Reproduce exactly the lines from the one containing "Convert this document image to plain text." through the end of the listing, minus the pictures.

◇ ◇ ◇ ◇ ◇ ◇ ◇

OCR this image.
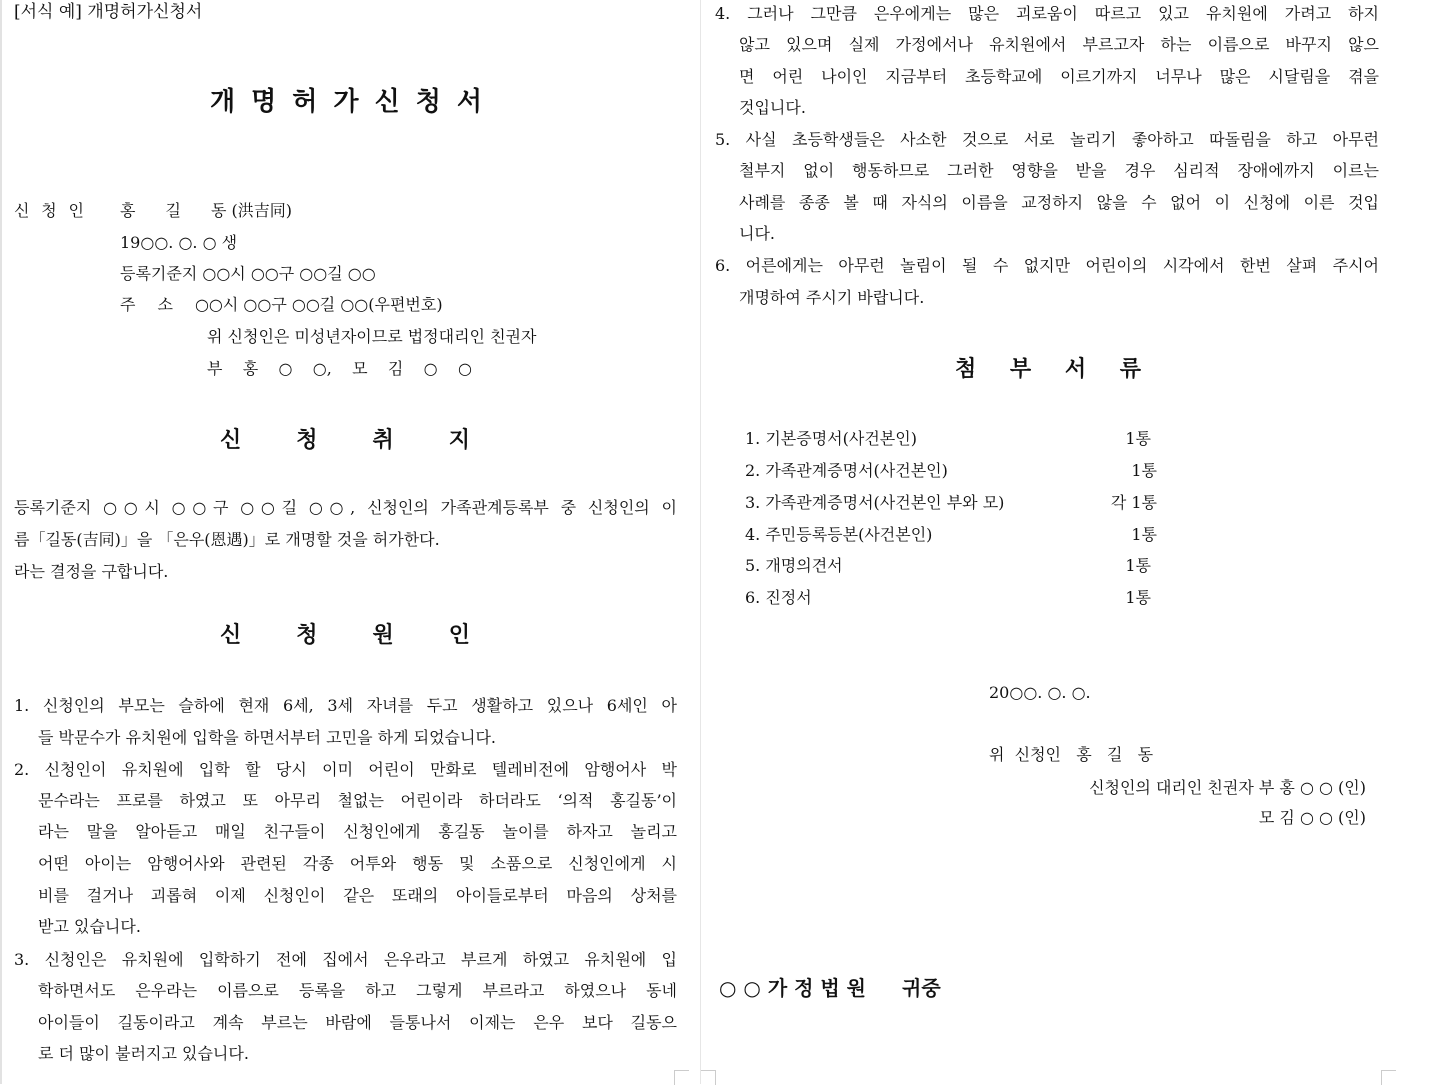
[서식 예] 개명허가신청서
개 명 허 가 신 청 서
신 청 인 홍 길 동 (洪吉同)
19○○. ○. ○ 생
등록기준지 ○○시 ○○구 ○○길 ○○
주 소 ○○시 ○○구 ○○길 ○○(우편번호)
위 신청인은 미성년자이므로 법정대리인 친권자
부 홍 ○ ○, 모 김 ○ ○
신 청 취 지
등록기준지 ○○시 ○○구 ○○길 ○○, 신청인의 가족관계등록부 중 신청인의 이
름「길동(吉同)」을 「은우(恩遇)」로 개명할 것을 허가한다.
라는 결정을 구합니다.
신 청 원 인
1. 신청인의 부모는 슬하에 현재 6세, 3세 자녀를 두고 생활하고 있으나 6세인 아
들 박문수가 유치원에 입학을 하면서부터 고민을 하게 되었습니다.
2. 신청인이 유치원에 입학 할 당시 이미 어린이 만화로 텔레비전에 암행어사 박
문수라는 프로를 하였고 또 아무리 철없는 어린이라 하더라도 ‘의적 홍길동’이
라는 말을 알아듣고 매일 친구들이 신청인에게 홍길동 놀이를 하자고 놀리고
어떤 아이는 암행어사와 관련된 각종 어투와 행동 및 소품으로 신청인에게 시
비를 걸거나 괴롭혀 이제 신청인이 같은 또래의 아이들로부터 마음의 상처를
받고 있습니다.
3. 신청인은 유치원에 입학하기 전에 집에서 은우라고 부르게 하였고 유치원에 입
학하면서도 은우라는 이름으로 등록을 하고 그렇게 부르라고 하였으나 동네
아이들이 길동이라고 계속 부르는 바람에 들통나서 이제는 은우 보다 길동으
로 더 많이 불러지고 있습니다.
4. 그러나 그만큼 은우에게는 많은 괴로움이 따르고 있고 유치원에 가려고 하지
않고 있으며 실제 가정에서나 유치원에서 부르고자 하는 이름으로 바꾸지 않으
면 어린 나이인 지금부터 초등학교에 이르기까지 너무나 많은 시달림을 겪을
것입니다.
5. 사실 초등학생들은 사소한 것으로 서로 놀리기 좋아하고 따돌림을 하고 아무런
철부지 없이 행동하므로 그러한 영향을 받을 경우 심리적 장애에까지 이르는
사례를 종종 볼 때 자식의 이름을 교정하지 않을 수 없어 이 신청에 이른 것입
니다.
6. 어른에게는 아무런 놀림이 될 수 없지만 어린이의 시각에서 한번 살펴 주시어
개명하여 주시기 바랍니다.
첨 부 서 류
1. 기본증명서(사건본인)	1통
2. 가족관계증명서(사건본인)	1통
3. 가족관계증명서(사건본인 부와 모)	각 1통
4. 주민등록등본(사건본인)	1통
5. 개명의견서	1통
6. 진정서	1통
20○○. ○. ○.
위  신청인   홍   길   동
신청인의 대리인 친권자 부 홍 ○ ○ (인)
모 김 ○ ○ (인)
○ ○ 가 정 법 원 귀중
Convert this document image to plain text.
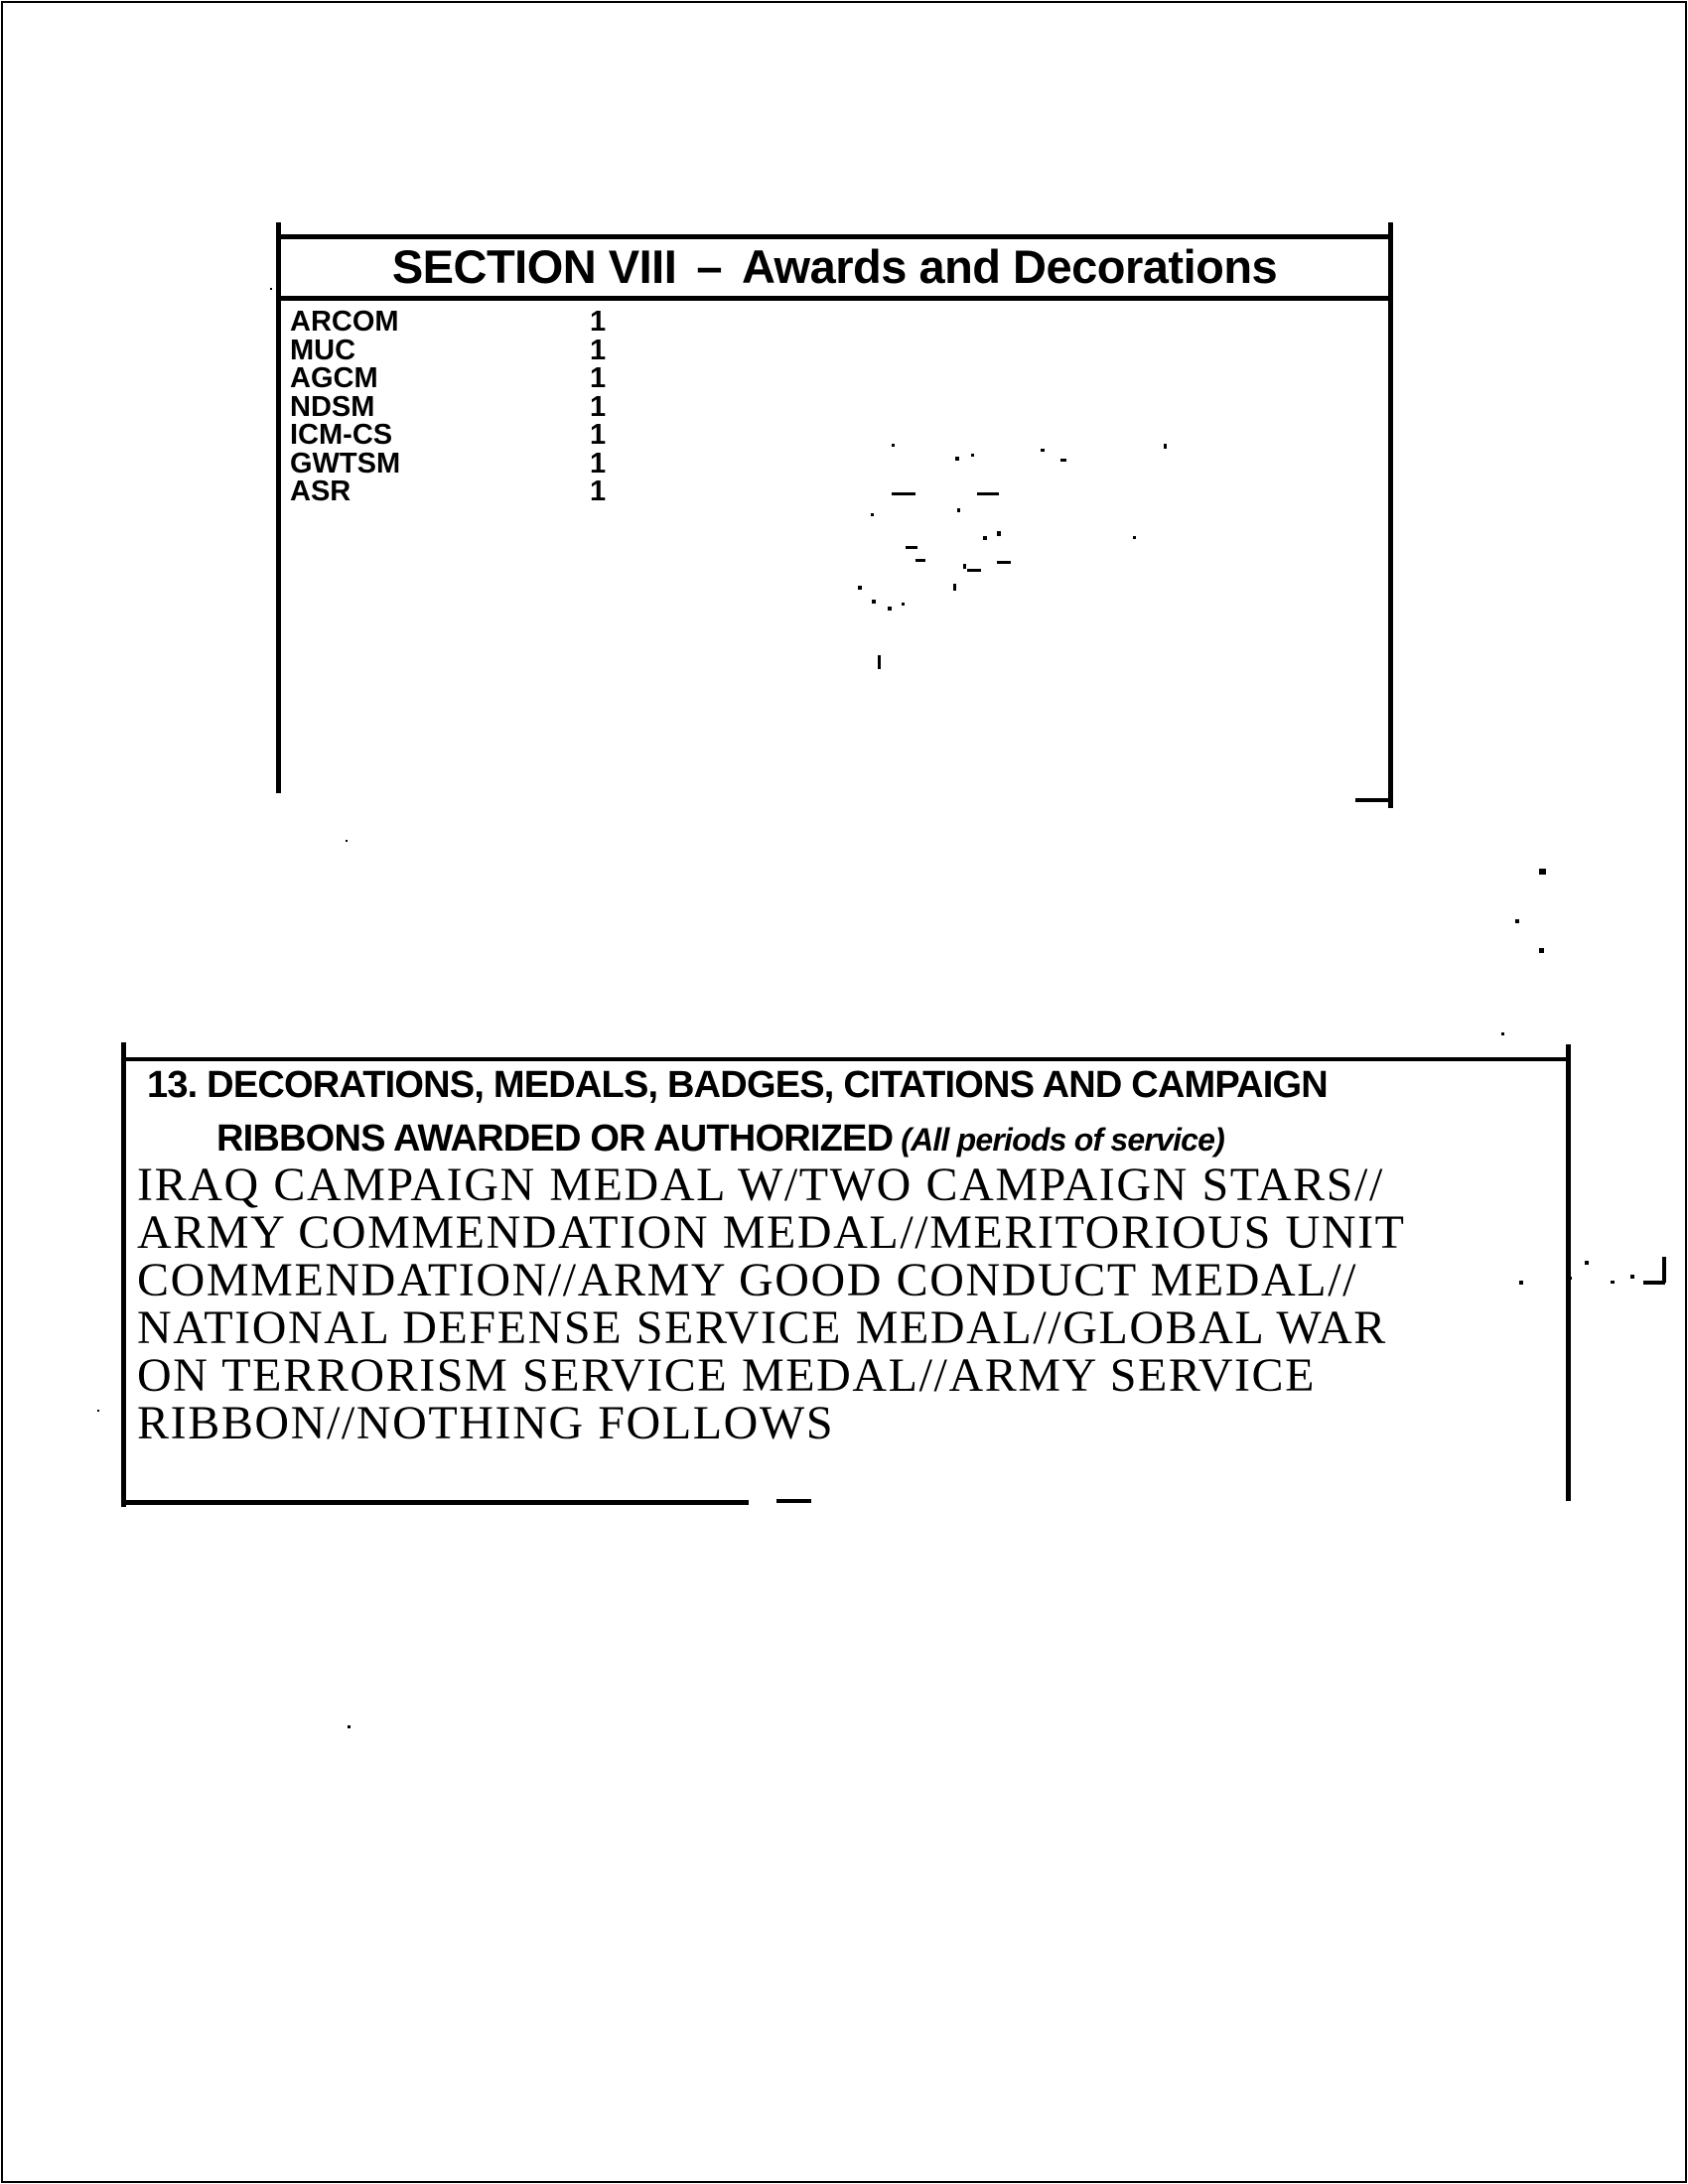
SECTION VIII – Awards and Decorations
ARCOM	1
MUC	1
AGCM	1
NDSM	1
ICM-CS	1
GWTSM	1
ASR	1
13. DECORATIONS, MEDALS, BADGES, CITATIONS AND CAMPAIGN
RIBBONS AWARDED OR AUTHORIZED (All periods of service)
IRAQ CAMPAIGN MEDAL W/TWO CAMPAIGN STARS//
ARMY COMMENDATION MEDAL//MERITORIOUS UNIT
COMMENDATION//ARMY GOOD CONDUCT MEDAL//
NATIONAL DEFENSE SERVICE MEDAL//GLOBAL WAR
ON TERRORISM SERVICE MEDAL//ARMY SERVICE
RIBBON//NOTHING FOLLOWS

◇ ◇ ◇ ◇ ◇ ◇ ◇

_Written solution_.
Convert this document image to plain text.
SECTION VIII – Awards and Decorations
ARCOM	1
MUC	1
AGCM	1
NDSM	1
ICM-CS	1
GWTSM	1
ASR	1
13. DECORATIONS, MEDALS, BADGES, CITATIONS AND CAMPAIGN
RIBBONS AWARDED OR AUTHORIZED (All periods of service)
IRAQ CAMPAIGN MEDAL W/TWO CAMPAIGN STARS//
ARMY COMMENDATION MEDAL//MERITORIOUS UNIT
COMMENDATION//ARMY GOOD CONDUCT MEDAL//
NATIONAL DEFENSE SERVICE MEDAL//GLOBAL WAR
ON TERRORISM SERVICE MEDAL//ARMY SERVICE
RIBBON//NOTHING FOLLOWS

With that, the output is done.